## start Data to process
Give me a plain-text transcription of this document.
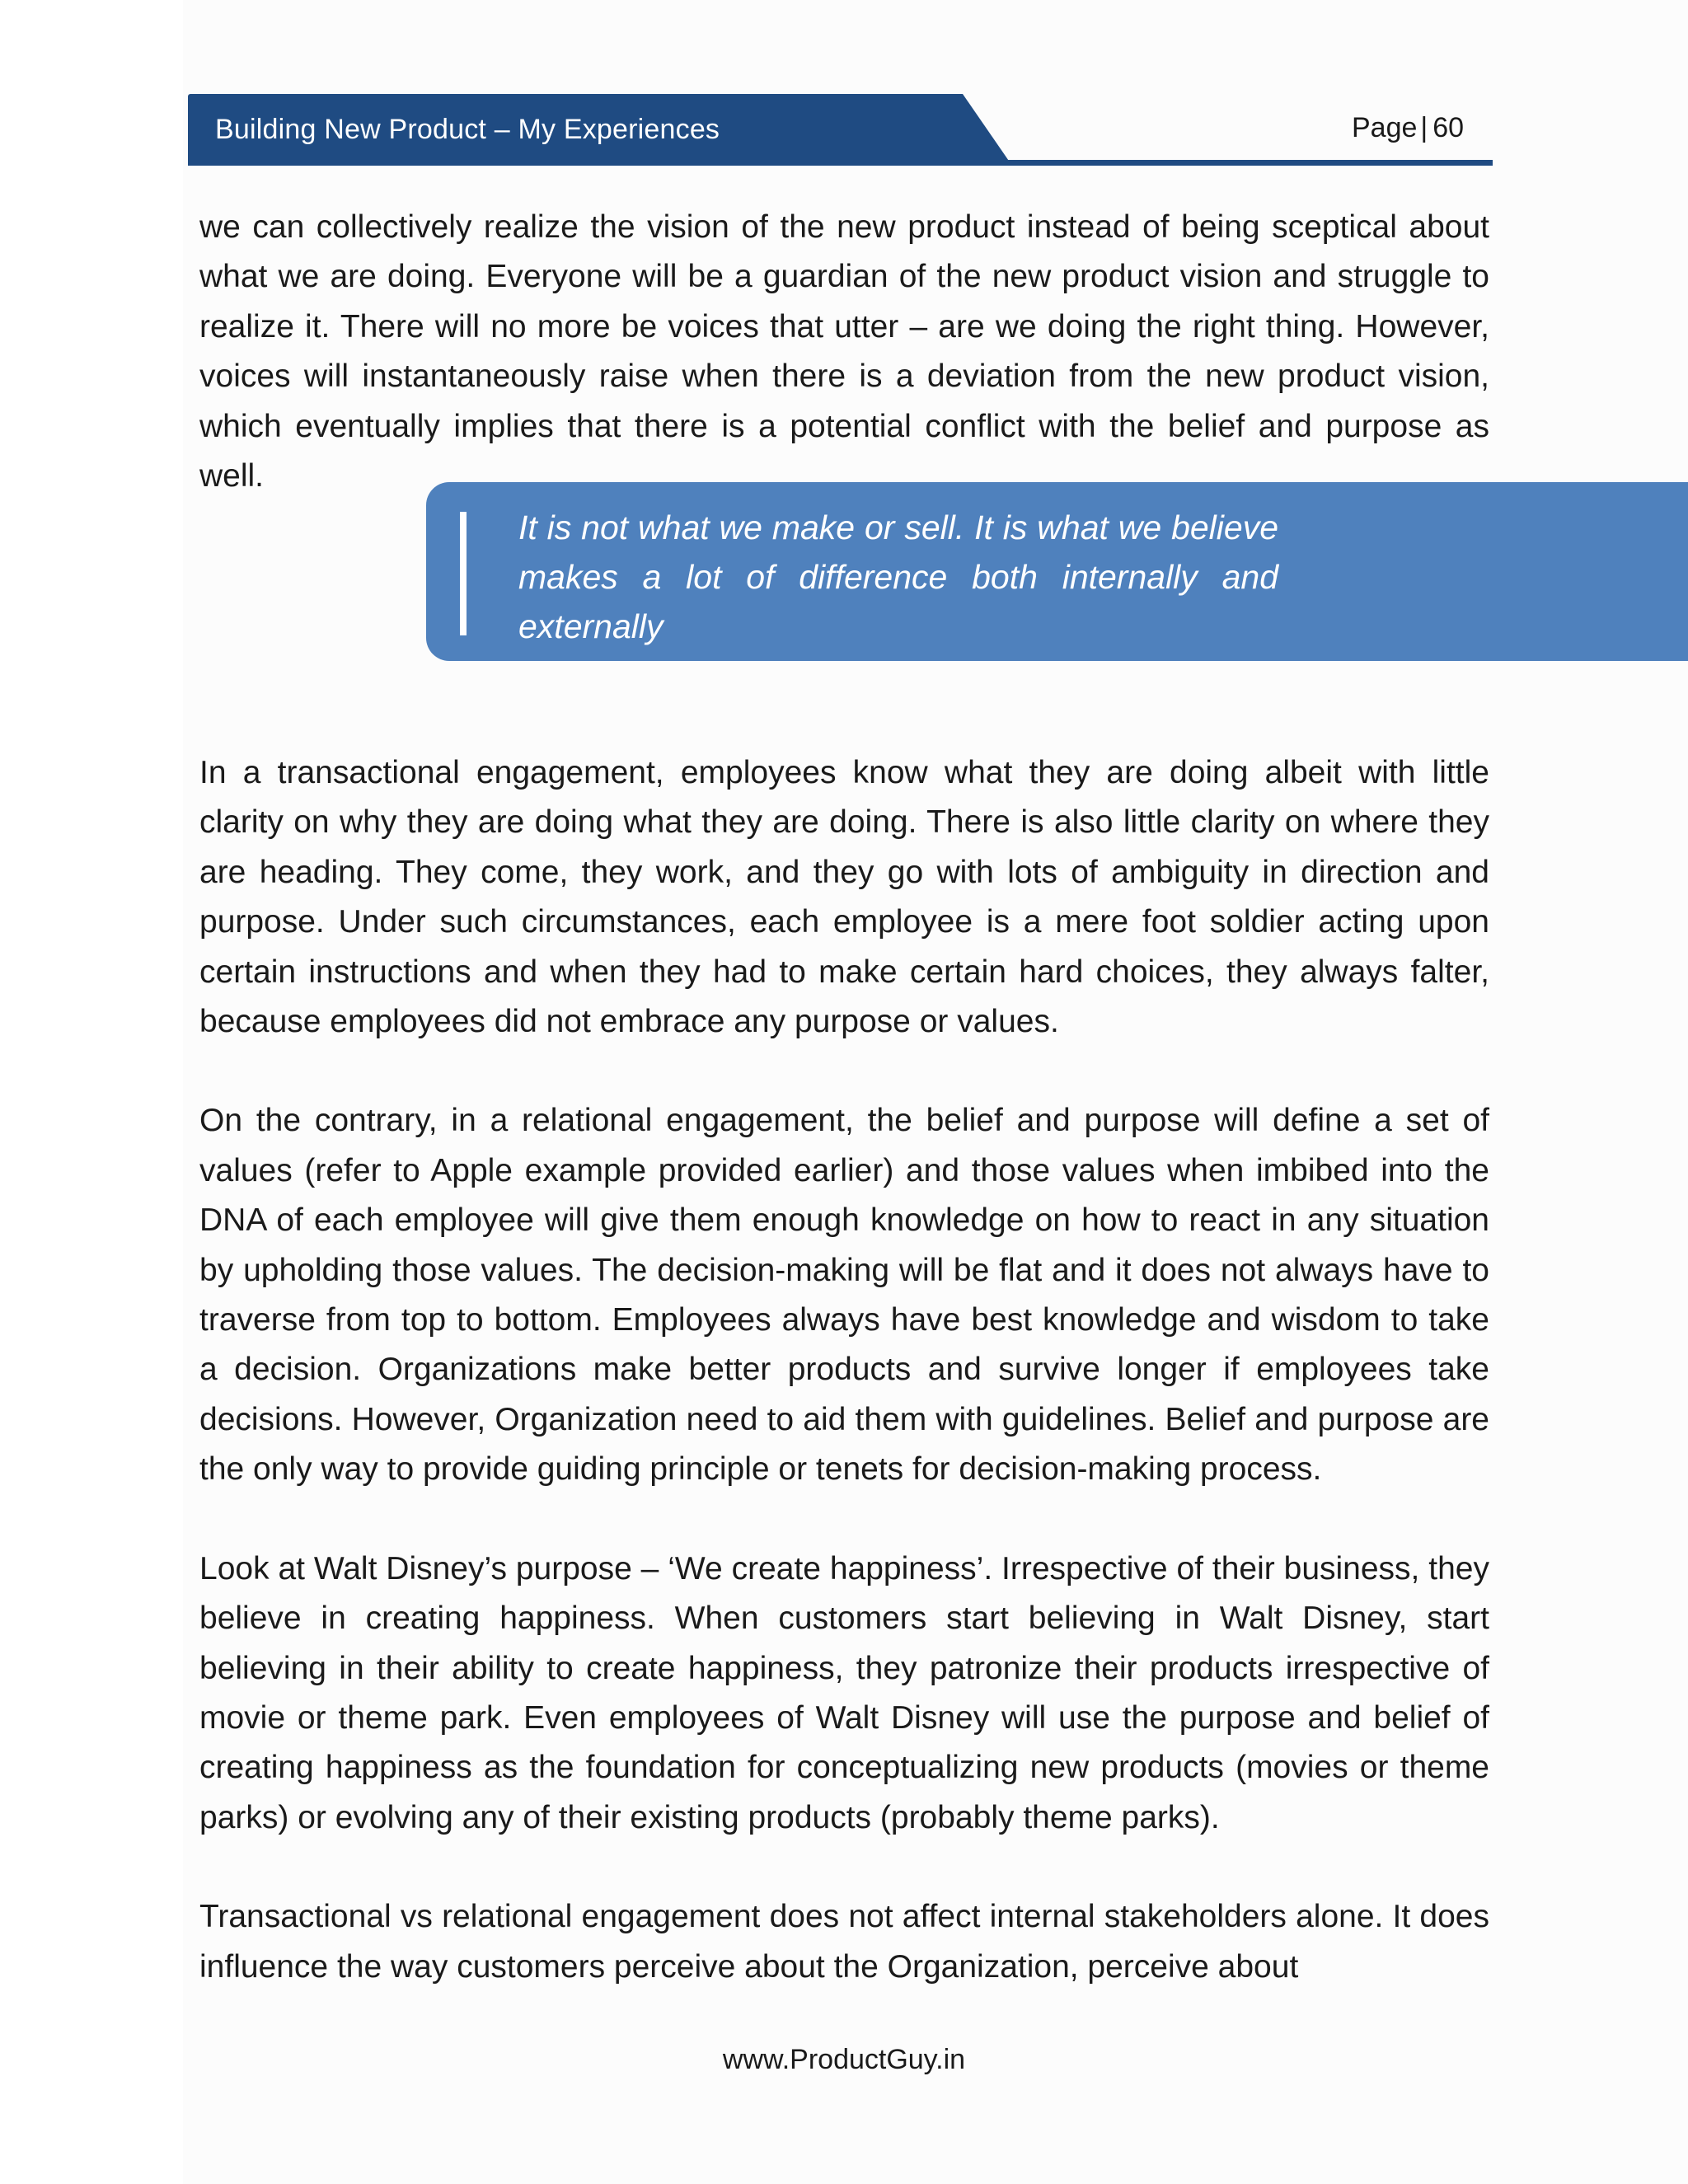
Building New Product – My Experiences	Page | 60

we can collectively realize the vision of the new product instead of being sceptical about what we are doing. Everyone will be a guardian of the new product vision and struggle to realize it. There will no more be voices that utter – are we doing the right thing. However, voices will instantaneously raise when there is a deviation from the new product vision, which eventually implies that there is a potential conflict with the belief and purpose as well.

It is not what we make or sell. It is what we believe makes a lot of difference both internally and externally

In a transactional engagement, employees know what they are doing albeit with little clarity on why they are doing what they are doing. There is also little clarity on where they are heading. They come, they work, and they go with lots of ambiguity in direction and purpose. Under such circumstances, each employee is a mere foot soldier acting upon certain instructions and when they had to make certain hard choices, they always falter, because employees did not embrace any purpose or values.

On the contrary, in a relational engagement, the belief and purpose will define a set of values (refer to Apple example provided earlier) and those values when imbibed into the DNA of each employee will give them enough knowledge on how to react in any situation by upholding those values. The decision-making will be flat and it does not always have to traverse from top to bottom. Employees always have best knowledge and wisdom to take a decision. Organizations make better products and survive longer if employees take decisions. However, Organization need to aid them with guidelines. Belief and purpose are the only way to provide guiding principle or tenets for decision-making process.

Look at Walt Disney’s purpose – ‘We create happiness’. Irrespective of their business, they believe in creating happiness. When customers start believing in Walt Disney, start believing in their ability to create happiness, they patronize their products irrespective of movie or theme park. Even employees of Walt Disney will use the purpose and belief of creating happiness as the foundation for conceptualizing new products (movies or theme parks) or evolving any of their existing products (probably theme parks).

Transactional vs relational engagement does not affect internal stakeholders alone. It does influence the way customers perceive about the Organization, perceive about

www.ProductGuy.in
## end Data to process
### [Work to do]
Your copy should match the records word for word, with the pictures removed.

### [Result for this task]
Give me a plain-text transcription of this document.
Building New Product – My Experiences	Page | 60

we can collectively realize the vision of the new product instead of being sceptical about what we are doing. Everyone will be a guardian of the new product vision and struggle to realize it. There will no more be voices that utter – are we doing the right thing. However, voices will instantaneously raise when there is a deviation from the new product vision, which eventually implies that there is a potential conflict with the belief and purpose as well.

It is not what we make or sell. It is what we believe makes a lot of difference both internally and externally

In a transactional engagement, employees know what they are doing albeit with little clarity on why they are doing what they are doing. There is also little clarity on where they are heading. They come, they work, and they go with lots of ambiguity in direction and purpose. Under such circumstances, each employee is a mere foot soldier acting upon certain instructions and when they had to make certain hard choices, they always falter, because employees did not embrace any purpose or values.

On the contrary, in a relational engagement, the belief and purpose will define a set of values (refer to Apple example provided earlier) and those values when imbibed into the DNA of each employee will give them enough knowledge on how to react in any situation by upholding those values. The decision-making will be flat and it does not always have to traverse from top to bottom. Employees always have best knowledge and wisdom to take a decision. Organizations make better products and survive longer if employees take decisions. However, Organization need to aid them with guidelines. Belief and purpose are the only way to provide guiding principle or tenets for decision-making process.

Look at Walt Disney’s purpose – ‘We create happiness’. Irrespective of their business, they believe in creating happiness. When customers start believing in Walt Disney, start believing in their ability to create happiness, they patronize their products irrespective of movie or theme park. Even employees of Walt Disney will use the purpose and belief of creating happiness as the foundation for conceptualizing new products (movies or theme parks) or evolving any of their existing products (probably theme parks).

Transactional vs relational engagement does not affect internal stakeholders alone. It does influence the way customers perceive about the Organization, perceive about

www.ProductGuy.in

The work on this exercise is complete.